> Requirement: Copy the listing below in full and skip every picture.

[Records from a data source]
========

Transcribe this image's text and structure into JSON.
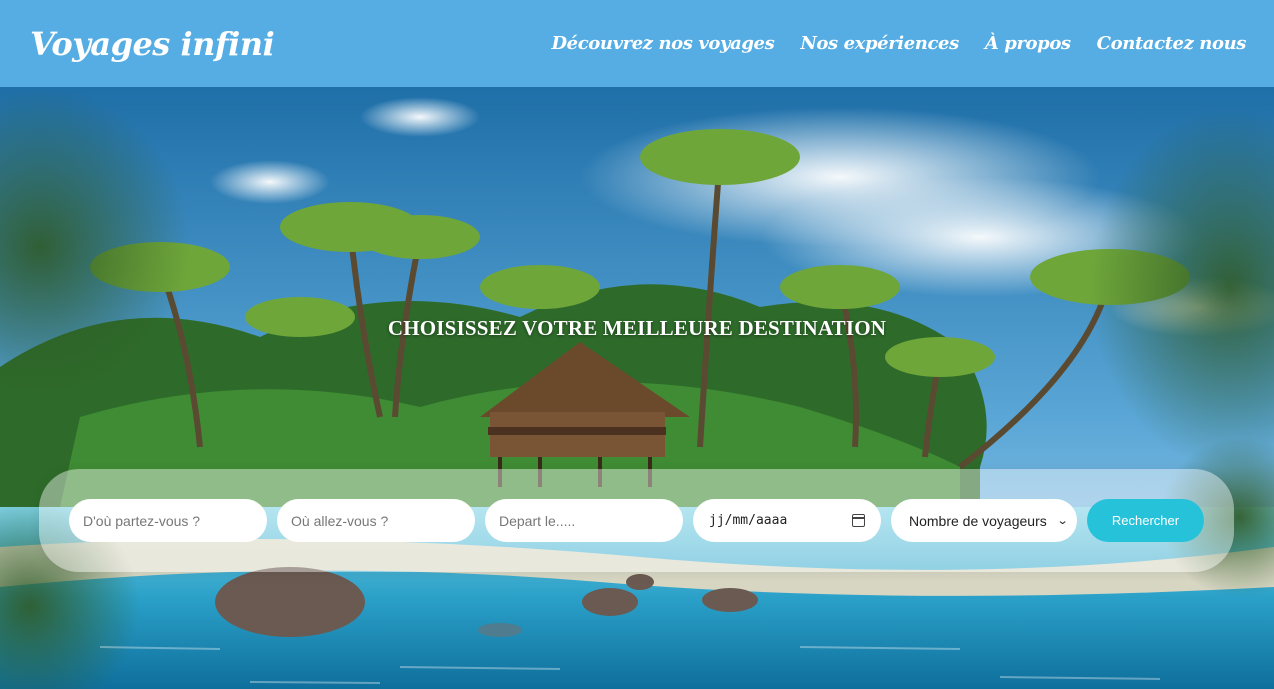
{
  "header": {
    "logo": "Voyages infini",
    "nav": [
      "Découvrez nos voyages",
      "Nos expériences",
      "À propos",
      "Contactez nous"
    ]
  },
  "hero": {
    "title": "CHOISISSEZ VOTRE MEILLEURE DESTINATION"
  },
  "search": {
    "from_placeholder": "D'où partez-vous ?",
    "to_placeholder": "Où allez-vous ?",
    "depart_placeholder": "Depart le.....",
    "date_value": "jj/mm/aaaa",
    "travelers_selected": "Nombre de voyageurs",
    "button_label": "Rechercher"
  },
  "colors": {
    "header_bg": "#55ade3",
    "button_bg": "#26c2d9"
  }
}
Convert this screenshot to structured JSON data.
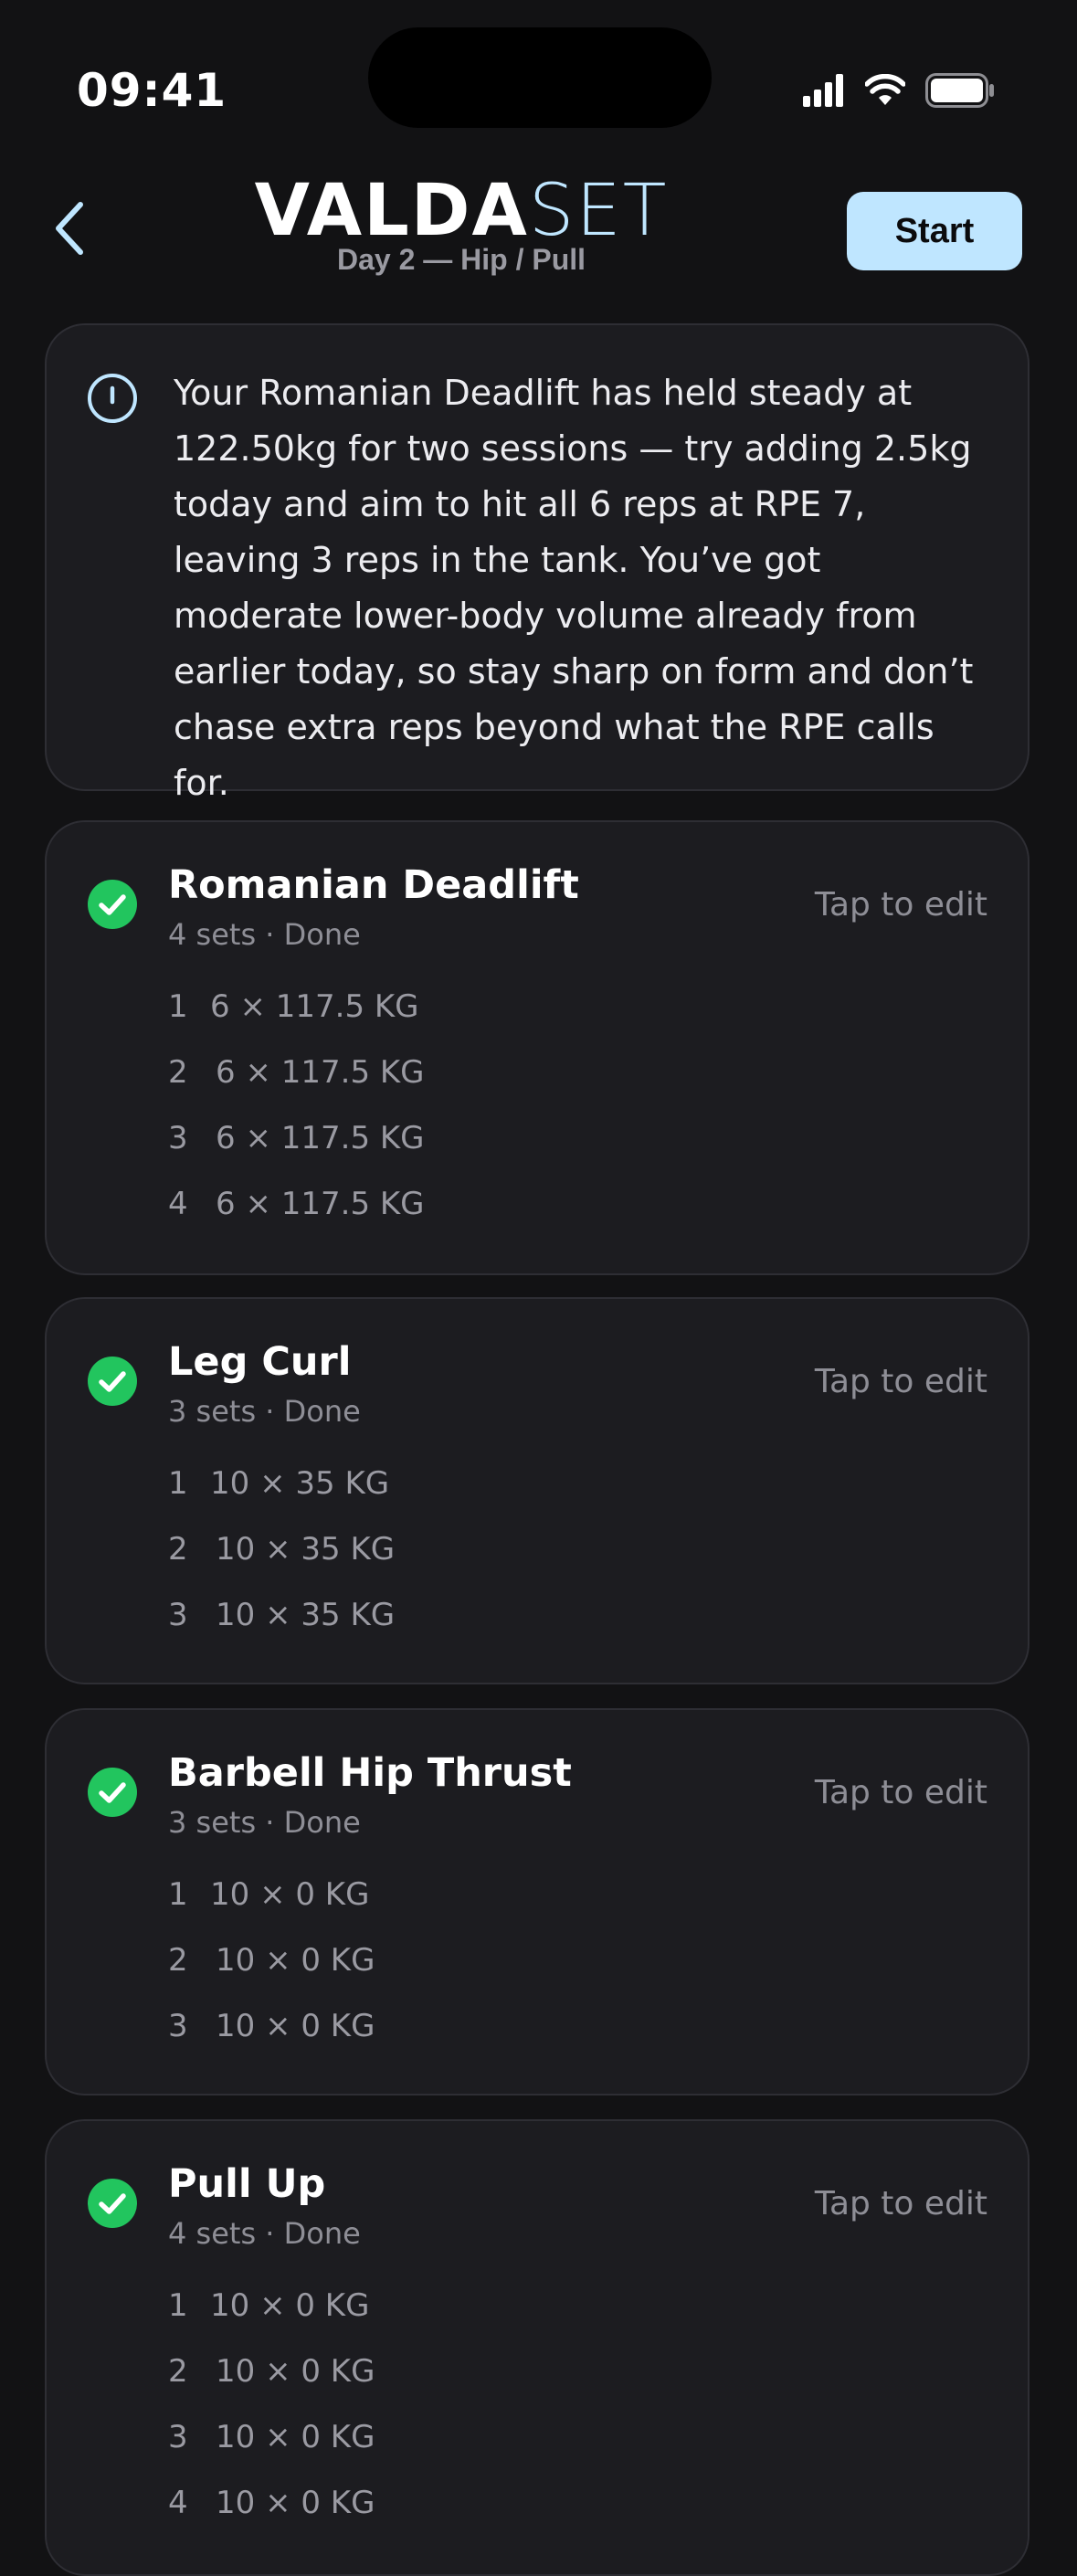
{
  "status_bar": {
    "time": "09:41",
    "icons": [
      "cellular-signal-icon",
      "wifi-icon",
      "battery-icon"
    ]
  },
  "header": {
    "back_icon": "chevron-left-icon",
    "logo_part1": "VALDA",
    "logo_part2": "SET",
    "subtitle": "Day 2 — Hip / Pull",
    "start_label": "Start"
  },
  "insight": {
    "icon": "info-icon",
    "text": "Your Romanian Deadlift has held steady at 122.50kg for two sessions — try adding 2.5kg today and aim to hit all 6 reps at RPE 7, leaving 3 reps in the tank. You’ve got moderate lower-body volume already from earlier today, so stay sharp on form and don’t chase extra reps beyond what the RPE calls for."
  },
  "colors": {
    "accent": "#bfe6ff",
    "done_green": "#22c55e",
    "card_bg": "#1c1c20",
    "page_bg": "#121214"
  },
  "exercises": [
    {
      "name": "Romanian Deadlift",
      "meta": "4 sets · Done",
      "edit_label": "Tap to edit",
      "sets": [
        {
          "num": "1",
          "detail": "6 × 117.5 KG"
        },
        {
          "num": "2",
          "detail": "6 × 117.5 KG"
        },
        {
          "num": "3",
          "detail": "6 × 117.5 KG"
        },
        {
          "num": "4",
          "detail": "6 × 117.5 KG"
        }
      ]
    },
    {
      "name": "Leg Curl",
      "meta": "3 sets · Done",
      "edit_label": "Tap to edit",
      "sets": [
        {
          "num": "1",
          "detail": "10 × 35 KG"
        },
        {
          "num": "2",
          "detail": "10 × 35 KG"
        },
        {
          "num": "3",
          "detail": "10 × 35 KG"
        }
      ]
    },
    {
      "name": "Barbell Hip Thrust",
      "meta": "3 sets · Done",
      "edit_label": "Tap to edit",
      "sets": [
        {
          "num": "1",
          "detail": "10 × 0 KG"
        },
        {
          "num": "2",
          "detail": "10 × 0 KG"
        },
        {
          "num": "3",
          "detail": "10 × 0 KG"
        }
      ]
    },
    {
      "name": "Pull Up",
      "meta": "4 sets · Done",
      "edit_label": "Tap to edit",
      "sets": [
        {
          "num": "1",
          "detail": "10 × 0 KG"
        },
        {
          "num": "2",
          "detail": "10 × 0 KG"
        },
        {
          "num": "3",
          "detail": "10 × 0 KG"
        },
        {
          "num": "4",
          "detail": "10 × 0 KG"
        }
      ]
    }
  ]
}
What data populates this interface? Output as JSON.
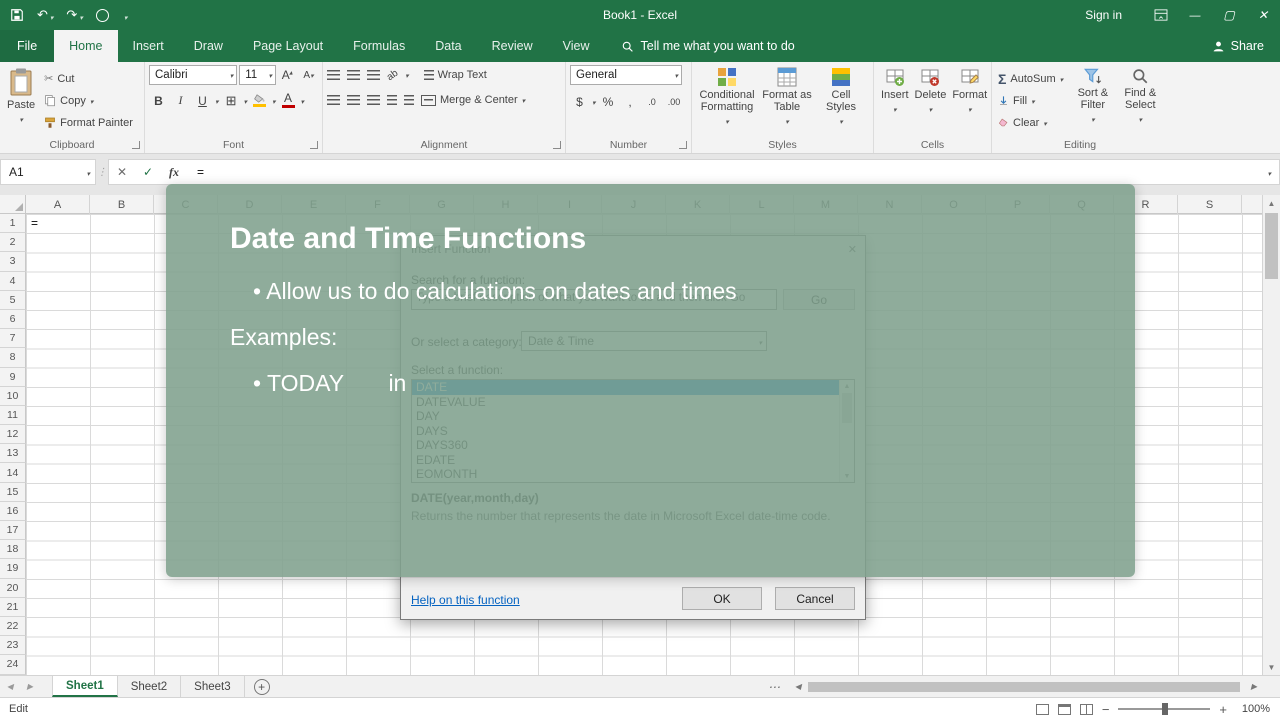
{
  "titlebar": {
    "title": "Book1 - Excel",
    "sign_in": "Sign in"
  },
  "tabs": {
    "file": "File",
    "active": "Home",
    "others": [
      "Insert",
      "Draw",
      "Page Layout",
      "Formulas",
      "Data",
      "Review",
      "View"
    ],
    "tell_me": "Tell me what you want to do",
    "share": "Share"
  },
  "ribbon": {
    "clipboard": {
      "label": "Clipboard",
      "paste": "Paste",
      "cut": "Cut",
      "copy": "Copy",
      "format_painter": "Format Painter"
    },
    "font": {
      "label": "Font",
      "name": "Calibri",
      "size": "11",
      "bold": "B",
      "italic": "I",
      "underline": "U",
      "grow": "A",
      "shrink": "A",
      "color_a": "A"
    },
    "alignment": {
      "label": "Alignment",
      "wrap_text": "Wrap Text",
      "merge_center": "Merge & Center"
    },
    "number": {
      "label": "Number",
      "format": "General",
      "currency": "$",
      "percent": "%",
      "comma": ",",
      "inc_decimal": ".0",
      "dec_decimal": ".00"
    },
    "styles": {
      "label": "Styles",
      "conditional": "Conditional Formatting",
      "format_table": "Format as Table",
      "cell_styles": "Cell Styles"
    },
    "cells": {
      "label": "Cells",
      "insert": "Insert",
      "delete": "Delete",
      "format": "Format"
    },
    "editing": {
      "label": "Editing",
      "sigma": "Σ",
      "autosum": "AutoSum",
      "fill": "Fill",
      "clear": "Clear",
      "sort_filter": "Sort & Filter",
      "find_select": "Find & Select"
    }
  },
  "formula_bar": {
    "name_box": "A1",
    "cancel": "✕",
    "enter": "✓",
    "fx": "fx",
    "formula": "="
  },
  "grid": {
    "columns": [
      "A",
      "B",
      "C",
      "D",
      "E",
      "F",
      "G",
      "H",
      "I",
      "J",
      "K",
      "L",
      "M",
      "N",
      "O",
      "P",
      "Q",
      "R",
      "S"
    ],
    "rows": [
      "1",
      "2",
      "3",
      "4",
      "5",
      "6",
      "7",
      "8",
      "9",
      "10",
      "11",
      "12",
      "13",
      "14",
      "15",
      "16",
      "17",
      "18",
      "19",
      "20",
      "21",
      "22",
      "23",
      "24"
    ],
    "active_cell_value": "="
  },
  "overlay": {
    "title": "Date and Time Functions",
    "bullet1": "• Allow us to do calculations on dates and times",
    "examples": "Examples:",
    "bullet2": "• TODAY       in"
  },
  "dialog": {
    "title": "Insert Function",
    "search_label": "Search for a function:",
    "search_hint": "Type a brief description of what you want to do and then click Go",
    "go": "Go",
    "category_label": "Or select a category:",
    "category_value": "Date & Time",
    "select_label": "Select a function:",
    "selected_function": "DATE",
    "functions": [
      "DATEVALUE",
      "DAY",
      "DAYS",
      "DAYS360",
      "EDATE",
      "EOMONTH"
    ],
    "signature": "DATE(year,month,day)",
    "description": "Returns the number that represents the date in Microsoft Excel date-time code.",
    "help_link": "Help on this function",
    "ok": "OK",
    "cancel": "Cancel"
  },
  "sheets": {
    "active": "Sheet1",
    "others": [
      "Sheet2",
      "Sheet3"
    ]
  },
  "status": {
    "mode": "Edit",
    "zoom": "100%"
  },
  "colors": {
    "excel_green": "#217346",
    "selection_blue": "#0078d7",
    "overlay_green": "rgba(127,160,141,0.88)"
  },
  "icons": {
    "save": "disk",
    "undo": "↶",
    "redo": "↷",
    "caret-down": "▾",
    "minimize": "—",
    "maximize": "▢",
    "close": "✕",
    "search": "magnifier",
    "person": "silhouette",
    "scissors": "✂",
    "sheet-left": "◀",
    "sheet-right": "▶",
    "scroll-up": "▲",
    "scroll-down": "▼",
    "new-sheet": "+",
    "ellipsis": "⋯",
    "drag-dots": "⋮"
  }
}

========

> Correct response:
Transcribe this image's text and structure into JSON.
{
  "header": {
    "logo": "Voyages infini",
    "nav": [
      "Découvrez nos voyages",
      "Nos expériences",
      "À propos",
      "Contactez nous"
    ]
  },
  "hero": {
    "title": "CHOISISSEZ VOTRE MEILLEURE DESTINATION"
  },
  "search": {
    "from_placeholder": "D'où partez-vous ?",
    "to_placeholder": "Où allez-vous ?",
    "depart_placeholder": "Depart le.....",
    "date_value": "jj/mm/aaaa",
    "travelers_selected": "Nombre de voyageurs",
    "button_label": "Rechercher"
  },
  "colors": {
    "header_bg": "#55ade3",
    "button_bg": "#26c2d9"
  }
}
Convert this screenshot to structured JSON data.
{
  "status_bar": {
    "time": "09:41",
    "icons": [
      "cellular-signal-icon",
      "wifi-icon",
      "battery-icon"
    ]
  },
  "header": {
    "back_icon": "chevron-left-icon",
    "logo_part1": "VALDA",
    "logo_part2": "SET",
    "subtitle": "Day 2 — Hip / Pull",
    "start_label": "Start"
  },
  "insight": {
    "icon": "info-icon",
    "text": "Your Romanian Deadlift has held steady at 122.50kg for two sessions — try adding 2.5kg today and aim to hit all 6 reps at RPE 7, leaving 3 reps in the tank. You’ve got moderate lower-body volume already from earlier today, so stay sharp on form and don’t chase extra reps beyond what the RPE calls for."
  },
  "colors": {
    "accent": "#bfe6ff",
    "done_green": "#22c55e",
    "card_bg": "#1c1c20",
    "page_bg": "#121214"
  },
  "exercises": [
    {
      "name": "Romanian Deadlift",
      "meta": "4 sets · Done",
      "edit_label": "Tap to edit",
      "sets": [
        {
          "num": "1",
          "detail": "6 × 117.5 KG"
        },
        {
          "num": "2",
          "detail": "6 × 117.5 KG"
        },
        {
          "num": "3",
          "detail": "6 × 117.5 KG"
        },
        {
          "num": "4",
          "detail": "6 × 117.5 KG"
        }
      ]
    },
    {
      "name": "Leg Curl",
      "meta": "3 sets · Done",
      "edit_label": "Tap to edit",
      "sets": [
        {
          "num": "1",
          "detail": "10 × 35 KG"
        },
        {
          "num": "2",
          "detail": "10 × 35 KG"
        },
        {
          "num": "3",
          "detail": "10 × 35 KG"
        }
      ]
    },
    {
      "name": "Barbell Hip Thrust",
      "meta": "3 sets · Done",
      "edit_label": "Tap to edit",
      "sets": [
        {
          "num": "1",
          "detail": "10 × 0 KG"
        },
        {
          "num": "2",
          "detail": "10 × 0 KG"
        },
        {
          "num": "3",
          "detail": "10 × 0 KG"
        }
      ]
    },
    {
      "name": "Pull Up",
      "meta": "4 sets · Done",
      "edit_label": "Tap to edit",
      "sets": [
        {
          "num": "1",
          "detail": "10 × 0 KG"
        },
        {
          "num": "2",
          "detail": "10 × 0 KG"
        },
        {
          "num": "3",
          "detail": "10 × 0 KG"
        },
        {
          "num": "4",
          "detail": "10 × 0 KG"
        }
      ]
    }
  ]
}
What data populates this interface? Output as JSON.
{
  "titlebar": {
    "title": "Book1 - Excel",
    "sign_in": "Sign in"
  },
  "tabs": {
    "file": "File",
    "active": "Home",
    "others": [
      "Insert",
      "Draw",
      "Page Layout",
      "Formulas",
      "Data",
      "Review",
      "View"
    ],
    "tell_me": "Tell me what you want to do",
    "share": "Share"
  },
  "ribbon": {
    "clipboard": {
      "label": "Clipboard",
      "paste": "Paste",
      "cut": "Cut",
      "copy": "Copy",
      "format_painter": "Format Painter"
    },
    "font": {
      "label": "Font",
      "name": "Calibri",
      "size": "11",
      "bold": "B",
      "italic": "I",
      "underline": "U",
      "grow": "A",
      "shrink": "A",
      "color_a": "A"
    },
    "alignment": {
      "label": "Alignment",
      "wrap_text": "Wrap Text",
      "merge_center": "Merge & Center"
    },
    "number": {
      "label": "Number",
      "format": "General",
      "currency": "$",
      "percent": "%",
      "comma": ",",
      "inc_decimal": ".0",
      "dec_decimal": ".00"
    },
    "styles": {
      "label": "Styles",
      "conditional": "Conditional Formatting",
      "format_table": "Format as Table",
      "cell_styles": "Cell Styles"
    },
    "cells": {
      "label": "Cells",
      "insert": "Insert",
      "delete": "Delete",
      "format": "Format"
    },
    "editing": {
      "label": "Editing",
      "sigma": "Σ",
      "autosum": "AutoSum",
      "fill": "Fill",
      "clear": "Clear",
      "sort_filter": "Sort & Filter",
      "find_select": "Find & Select"
    }
  },
  "formula_bar": {
    "name_box": "A1",
    "cancel": "✕",
    "enter": "✓",
    "fx": "fx",
    "formula": "="
  },
  "grid": {
    "columns": [
      "A",
      "B",
      "C",
      "D",
      "E",
      "F",
      "G",
      "H",
      "I",
      "J",
      "K",
      "L",
      "M",
      "N",
      "O",
      "P",
      "Q",
      "R",
      "S"
    ],
    "rows": [
      "1",
      "2",
      "3",
      "4",
      "5",
      "6",
      "7",
      "8",
      "9",
      "10",
      "11",
      "12",
      "13",
      "14",
      "15",
      "16",
      "17",
      "18",
      "19",
      "20",
      "21",
      "22",
      "23",
      "24"
    ],
    "active_cell_value": "="
  },
  "overlay": {
    "title": "Date and Time Functions",
    "bullet1": "• Allow us to do calculations on dates and times",
    "examples": "Examples:",
    "bullet2": "• TODAY       in"
  },
  "dialog": {
    "title": "Insert Function",
    "search_label": "Search for a function:",
    "search_hint": "Type a brief description of what you want to do and then click Go",
    "go": "Go",
    "category_label": "Or select a category:",
    "category_value": "Date & Time",
    "select_label": "Select a function:",
    "selected_function": "DATE",
    "functions": [
      "DATEVALUE",
      "DAY",
      "DAYS",
      "DAYS360",
      "EDATE",
      "EOMONTH"
    ],
    "signature": "DATE(year,month,day)",
    "description": "Returns the number that represents the date in Microsoft Excel date-time code.",
    "help_link": "Help on this function",
    "ok": "OK",
    "cancel": "Cancel"
  },
  "sheets": {
    "active": "Sheet1",
    "others": [
      "Sheet2",
      "Sheet3"
    ]
  },
  "status": {
    "mode": "Edit",
    "zoom": "100%"
  },
  "colors": {
    "excel_green": "#217346",
    "selection_blue": "#0078d7",
    "overlay_green": "rgba(127,160,141,0.88)"
  },
  "icons": {
    "save": "disk",
    "undo": "↶",
    "redo": "↷",
    "caret-down": "▾",
    "minimize": "—",
    "maximize": "▢",
    "close": "✕",
    "search": "magnifier",
    "person": "silhouette",
    "scissors": "✂",
    "sheet-left": "◀",
    "sheet-right": "▶",
    "scroll-up": "▲",
    "scroll-down": "▼",
    "new-sheet": "+",
    "ellipsis": "⋯",
    "drag-dots": "⋮"
  }
}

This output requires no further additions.